SET OF TASKS>
[A] In the article on Syrian refugees in Lebanon, how large was the European Union aid package that lawmakers called a "bribe"?
[B] Write down, word for word, the stretch of the article on Syrian refugees in Lebanon from "A sign that" through "research firm InflueAnswers.".
start PAGE TEXT
She must now care for her brother's children, who were not deported, through an informal job she has at a nearby factory. She works at night to evade checkpoints along her commute.

A sign that reads "The return of the displaced is a right and a duty", is placed along a highway in Jounieh, Lebanon May 23, 2024. (Reuters)

'WRONG & NOT SUSTAINABLE'

Lebanon has deported refugees in the past, and political parties have long insisted parts of Syria are safe enough for large-scale refugee returns.

But in April, the killing of a local Lebanese party official blamed on Syrians touched off a concentrated campaign of anti-refugee sentiment.

Hate speech flourished online, with more than 50% of the online conversation about refugees in Lebanon focused on deporting them and another 20% referring to Syrians as an "existential threat," said Lebanese research firm InflueAnswers.

The tensions have extended to international institutions. Lebanon's foreign minister has pressured UNHCR's representative to rescind a request to halt the new restrictions and lawmakers slammed a one billion euro aid package from the European Union as a "bribe" to keep hosting refugees.

"This money that the EU is sending to the Syrians, let them send it to Syria," said Roy Hadchiti, a media representative for the Free Patriotic Movement, speaking at an anti-refugee rally organized by the conservative Christian party.

He, like a growing number of Lebanese, complained that Syrian refugees received more aid than desperate Lebanese. "Go see them in the camps - they have solar panels, while Lebanese can't even afford a private generator subscription," he said.

The UN still considers Syria unsafe for large-scale returns and said rising anti-refugee rhetoric is alarming.

"I am very concerned because it can result in... forced returns, which are both wrong and not sustainable," UNHCR head Filippo Grandi told Reuters.

"I understand the frustrations in host countries - but please don't fuel it further."

Zeina, a Syrian refugee who also asked her name be changed, said her husband's deportation last month left her with no work or legal status in an increasingly hostile Lebanese town.

Returning has its own dangers: her children were born in Lebanon and do not have Syrian ID cards, and her home in Homs province remains in ruins since a 2012 government strike that forced her to flee.

"Even now, when I think of those days, and I think of my parents or anyone else going back, they can't. The house is flattened. What kind of return is that?" she said.
end PAGE TEXT
start DATASET EXCERPT
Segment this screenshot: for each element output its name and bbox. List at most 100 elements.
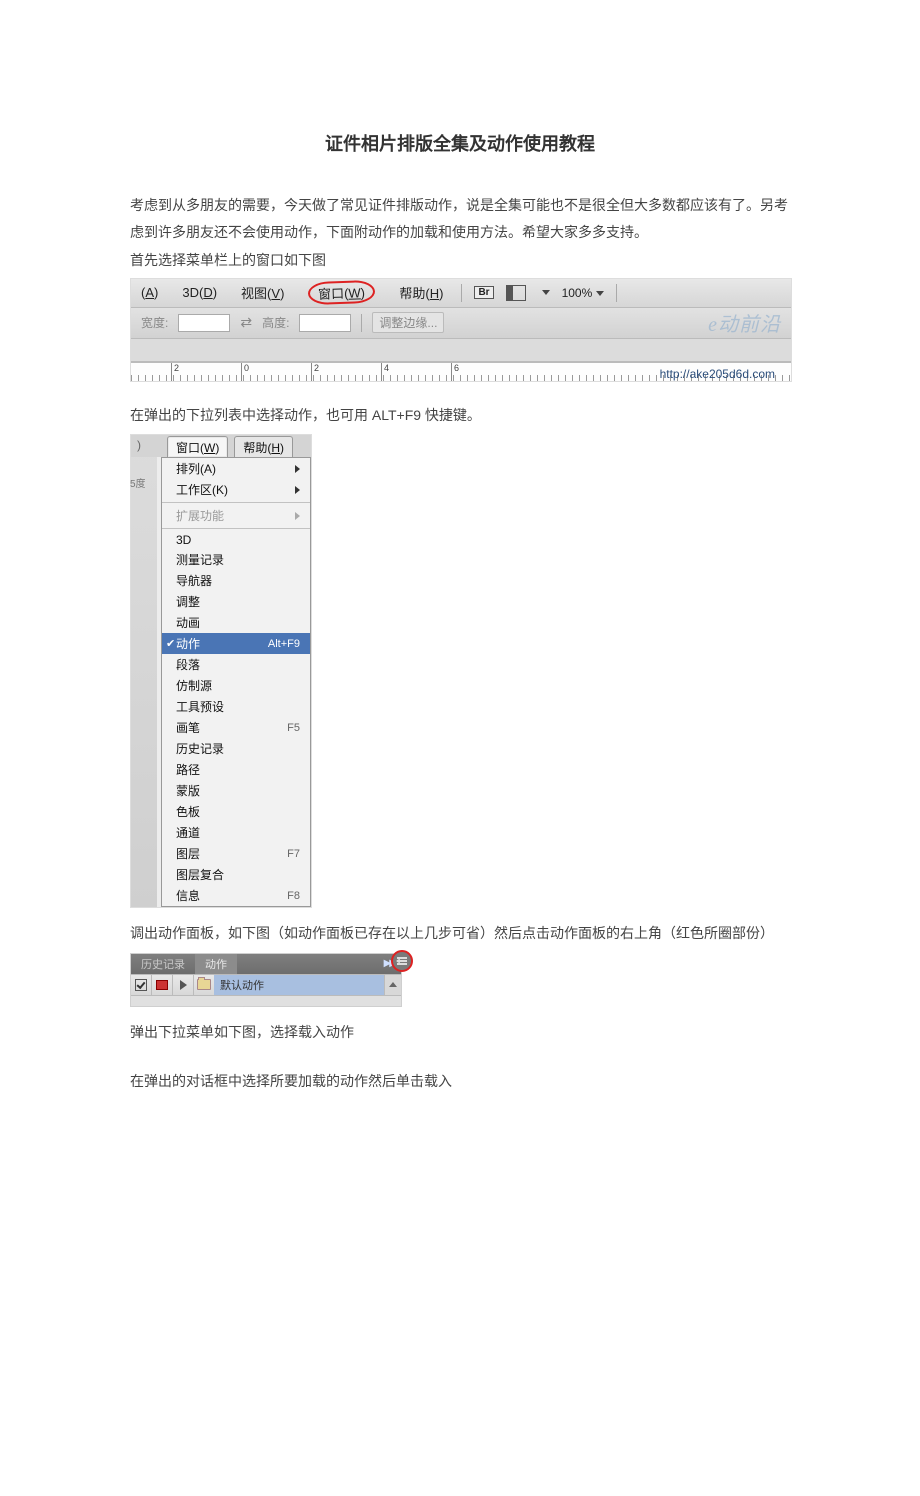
end DATASET EXCERPT
IN RESPONSE>
[A] One billion euros.

[B]
A sign that reads "The return of the displaced is a right and a duty", is placed along a highway in Jounieh, Lebanon May 23, 2024. (Reuters)

'WRONG & NOT SUSTAINABLE'

Lebanon has deported refugees in the past, and political parties have long insisted parts of Syria are safe enough for large-scale refugee returns.

But in April, the killing of a local Lebanese party official blamed on Syrians touched off a concentrated campaign of anti-refugee sentiment.

Hate speech flourished online, with more than 50% of the online conversation about refugees in Lebanon focused on deporting them and another 20% referring to Syrians as an "existential threat," said Lebanese research firm InflueAnswers.